ABOUT THIS TASK
Please answer these questions from the apprenticeship announcement:
1. How much new grant funding was announced, and for how many organizations?
2. At which company and town did the Administration announce the grants?
3. What report does Governor Charlie Baker say identified in-demand fields?
----- SUPPLIED TEXT
Tuesday, November 16, 2021
Baker-Polito Administration Celebrates National Apprenticeship Week, Announces New Apprenticeship Grant Funding
The Baker-Polito Administration today announced $2.7 million in new grant funding to 19 organizations to support expanded apprenticeship programs across the Commonwealth to meet critical workforce training needs and boost employment opportunities for residents. The Administration announced the new grants at a visit to Arranta Bio in Watertown celebrating National Apprenticeship Week. The event highlighted the company’s successful apprenticeship program and the Administration’s continued focus on leveraging apprenticeships to expand career opportunities for populations hardest-hit by the pandemic, including women and people of color.
“Apprenticeships are a proven model to support employers’ workforce needs and help workers gain new skills and improved employment opportunities, which is why we are glad to support these programs with nearly $3 million in new funding as we celebrate National Apprenticeship Week,” said Governor Charlie Baker. “We recognize that this training model will play an important role in helping us meet future workforce needs for in-demand fields, as identified in our Future of Work Report.”
----------
----- DATA
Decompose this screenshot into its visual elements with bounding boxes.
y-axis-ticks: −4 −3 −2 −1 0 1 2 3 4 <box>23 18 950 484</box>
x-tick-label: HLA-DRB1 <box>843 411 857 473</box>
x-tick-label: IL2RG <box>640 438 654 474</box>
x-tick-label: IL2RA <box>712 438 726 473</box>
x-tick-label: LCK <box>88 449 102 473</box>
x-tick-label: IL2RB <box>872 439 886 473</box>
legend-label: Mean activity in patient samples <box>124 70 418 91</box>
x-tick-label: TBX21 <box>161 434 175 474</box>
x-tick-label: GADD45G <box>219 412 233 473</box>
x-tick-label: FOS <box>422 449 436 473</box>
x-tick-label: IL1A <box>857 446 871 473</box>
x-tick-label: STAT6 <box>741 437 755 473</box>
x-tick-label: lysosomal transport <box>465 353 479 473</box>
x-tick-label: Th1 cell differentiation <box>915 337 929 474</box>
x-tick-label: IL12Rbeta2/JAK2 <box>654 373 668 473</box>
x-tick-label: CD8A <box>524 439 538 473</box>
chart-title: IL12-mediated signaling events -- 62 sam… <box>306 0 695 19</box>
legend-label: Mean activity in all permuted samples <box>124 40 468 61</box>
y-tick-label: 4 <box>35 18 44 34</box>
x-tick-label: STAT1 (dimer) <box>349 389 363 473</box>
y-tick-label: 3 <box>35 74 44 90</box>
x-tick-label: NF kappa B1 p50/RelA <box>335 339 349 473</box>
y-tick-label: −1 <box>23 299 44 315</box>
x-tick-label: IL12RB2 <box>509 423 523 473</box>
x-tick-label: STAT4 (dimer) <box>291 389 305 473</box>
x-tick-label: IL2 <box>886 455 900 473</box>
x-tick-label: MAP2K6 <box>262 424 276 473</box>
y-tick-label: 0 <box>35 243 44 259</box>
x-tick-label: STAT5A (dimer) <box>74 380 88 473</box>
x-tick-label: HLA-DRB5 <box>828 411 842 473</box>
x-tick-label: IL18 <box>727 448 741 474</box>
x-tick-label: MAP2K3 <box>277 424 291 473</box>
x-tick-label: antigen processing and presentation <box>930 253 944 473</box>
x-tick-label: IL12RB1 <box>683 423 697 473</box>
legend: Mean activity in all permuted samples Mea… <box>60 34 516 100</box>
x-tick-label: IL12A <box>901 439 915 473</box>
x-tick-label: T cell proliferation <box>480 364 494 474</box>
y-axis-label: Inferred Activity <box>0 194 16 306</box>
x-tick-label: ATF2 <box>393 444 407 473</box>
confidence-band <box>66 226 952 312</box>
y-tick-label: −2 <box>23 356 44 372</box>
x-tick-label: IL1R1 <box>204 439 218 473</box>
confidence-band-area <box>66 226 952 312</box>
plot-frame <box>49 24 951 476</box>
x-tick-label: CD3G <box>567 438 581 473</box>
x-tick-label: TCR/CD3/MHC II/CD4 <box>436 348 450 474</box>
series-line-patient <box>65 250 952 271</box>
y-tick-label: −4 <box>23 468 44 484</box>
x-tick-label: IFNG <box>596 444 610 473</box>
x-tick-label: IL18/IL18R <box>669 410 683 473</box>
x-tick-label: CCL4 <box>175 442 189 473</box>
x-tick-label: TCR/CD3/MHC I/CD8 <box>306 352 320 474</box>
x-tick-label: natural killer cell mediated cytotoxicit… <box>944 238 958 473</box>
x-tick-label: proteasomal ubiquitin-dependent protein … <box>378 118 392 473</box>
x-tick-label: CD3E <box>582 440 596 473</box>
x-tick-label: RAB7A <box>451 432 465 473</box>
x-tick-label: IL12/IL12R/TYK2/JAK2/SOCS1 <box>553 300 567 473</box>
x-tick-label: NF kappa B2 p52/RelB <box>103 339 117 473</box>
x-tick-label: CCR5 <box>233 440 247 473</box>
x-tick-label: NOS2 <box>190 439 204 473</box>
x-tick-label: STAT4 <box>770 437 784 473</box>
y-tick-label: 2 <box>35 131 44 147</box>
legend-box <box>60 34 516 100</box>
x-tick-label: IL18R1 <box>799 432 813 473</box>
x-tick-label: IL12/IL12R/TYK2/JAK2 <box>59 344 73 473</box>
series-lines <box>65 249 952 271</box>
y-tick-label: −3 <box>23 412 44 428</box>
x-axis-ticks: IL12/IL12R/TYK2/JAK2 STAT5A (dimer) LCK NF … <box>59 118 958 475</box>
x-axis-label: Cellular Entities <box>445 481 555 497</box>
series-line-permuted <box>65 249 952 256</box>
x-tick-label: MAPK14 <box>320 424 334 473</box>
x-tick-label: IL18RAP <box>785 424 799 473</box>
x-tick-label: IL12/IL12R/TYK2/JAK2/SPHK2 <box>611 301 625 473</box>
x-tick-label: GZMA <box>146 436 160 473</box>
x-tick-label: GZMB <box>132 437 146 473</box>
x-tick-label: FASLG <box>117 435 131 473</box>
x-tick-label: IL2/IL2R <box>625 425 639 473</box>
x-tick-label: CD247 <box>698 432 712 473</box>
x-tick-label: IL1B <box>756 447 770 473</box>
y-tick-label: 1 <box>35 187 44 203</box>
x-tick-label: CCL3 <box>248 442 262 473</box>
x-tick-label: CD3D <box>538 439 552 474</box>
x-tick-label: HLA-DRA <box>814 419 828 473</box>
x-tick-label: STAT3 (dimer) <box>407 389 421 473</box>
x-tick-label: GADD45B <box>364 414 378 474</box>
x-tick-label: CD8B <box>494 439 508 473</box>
----------
FINISHED TASK
1. $2.7 million for 19 organizations.
2. Arranta Bio in Watertown.
3. The Future of Work Report.